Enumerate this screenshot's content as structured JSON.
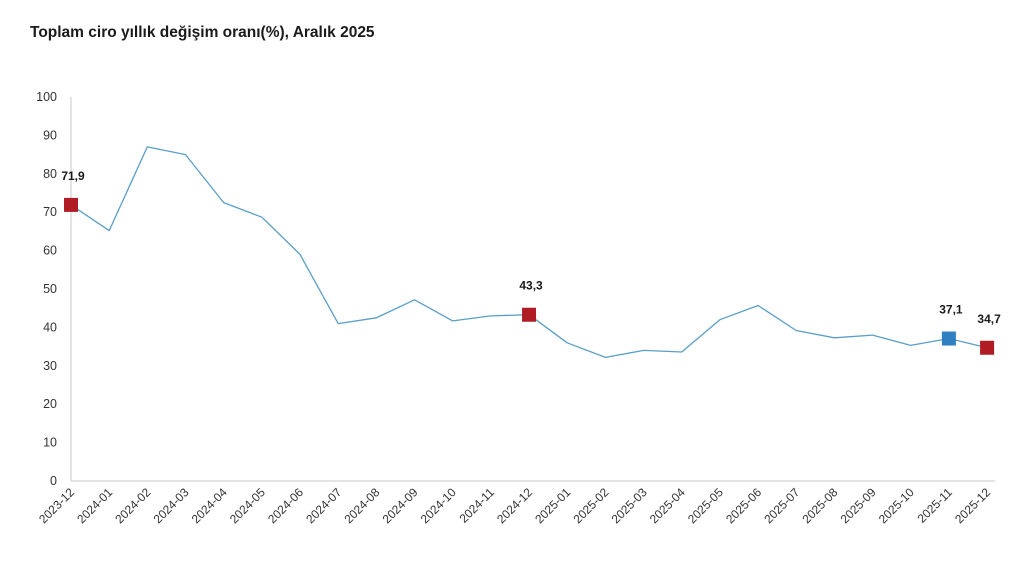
{
  "chart_data": {
    "type": "line",
    "title": "Toplam ciro yıllık değişim oranı(%), Aralık 2025",
    "xlabel": "",
    "ylabel": "",
    "ylim": [
      0,
      100
    ],
    "yticks": [
      0,
      10,
      20,
      30,
      40,
      50,
      60,
      70,
      80,
      90,
      100
    ],
    "grid": false,
    "categories": [
      "2023-12",
      "2024-01",
      "2024-02",
      "2024-03",
      "2024-04",
      "2024-05",
      "2024-06",
      "2024-07",
      "2024-08",
      "2024-09",
      "2024-10",
      "2024-11",
      "2024-12",
      "2025-01",
      "2025-02",
      "2025-03",
      "2025-04",
      "2025-05",
      "2025-06",
      "2025-07",
      "2025-08",
      "2025-09",
      "2025-10",
      "2025-11",
      "2025-12"
    ],
    "series": [
      {
        "values": [
          71.9,
          65.2,
          87.0,
          85.0,
          72.5,
          68.7,
          59.0,
          41.0,
          42.5,
          47.2,
          41.7,
          43.0,
          43.3,
          36.0,
          32.2,
          34.0,
          33.6,
          42.0,
          45.7,
          39.2,
          37.3,
          38.0,
          35.3,
          37.1,
          34.7
        ],
        "color": "#5a9ec8"
      }
    ],
    "highlighted_points": [
      {
        "category": "2023-12",
        "value": 71.9,
        "label": "71,9",
        "color": "#b01c24"
      },
      {
        "category": "2024-12",
        "value": 43.3,
        "label": "43,3",
        "color": "#b01c24"
      },
      {
        "category": "2025-11",
        "value": 37.1,
        "label": "37,1",
        "color": "#2f80c3"
      },
      {
        "category": "2025-12",
        "value": 34.7,
        "label": "34,7",
        "color": "#b01c24"
      }
    ]
  }
}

^^^^^^^^

**Do this:**
In your copy, repeat each record exactly and include no pictures.

**Solution for this exercise:**
Enumerate this screenshot's content as structured JSON.
{
  "chart_data": {
    "type": "line",
    "title": "Toplam ciro yıllık değişim oranı(%), Aralık 2025",
    "xlabel": "",
    "ylabel": "",
    "ylim": [
      0,
      100
    ],
    "yticks": [
      0,
      10,
      20,
      30,
      40,
      50,
      60,
      70,
      80,
      90,
      100
    ],
    "grid": false,
    "categories": [
      "2023-12",
      "2024-01",
      "2024-02",
      "2024-03",
      "2024-04",
      "2024-05",
      "2024-06",
      "2024-07",
      "2024-08",
      "2024-09",
      "2024-10",
      "2024-11",
      "2024-12",
      "2025-01",
      "2025-02",
      "2025-03",
      "2025-04",
      "2025-05",
      "2025-06",
      "2025-07",
      "2025-08",
      "2025-09",
      "2025-10",
      "2025-11",
      "2025-12"
    ],
    "series": [
      {
        "values": [
          71.9,
          65.2,
          87.0,
          85.0,
          72.5,
          68.7,
          59.0,
          41.0,
          42.5,
          47.2,
          41.7,
          43.0,
          43.3,
          36.0,
          32.2,
          34.0,
          33.6,
          42.0,
          45.7,
          39.2,
          37.3,
          38.0,
          35.3,
          37.1,
          34.7
        ],
        "color": "#5a9ec8"
      }
    ],
    "highlighted_points": [
      {
        "category": "2023-12",
        "value": 71.9,
        "label": "71,9",
        "color": "#b01c24"
      },
      {
        "category": "2024-12",
        "value": 43.3,
        "label": "43,3",
        "color": "#b01c24"
      },
      {
        "category": "2025-11",
        "value": 37.1,
        "label": "37,1",
        "color": "#2f80c3"
      },
      {
        "category": "2025-12",
        "value": 34.7,
        "label": "34,7",
        "color": "#b01c24"
      }
    ]
  }
}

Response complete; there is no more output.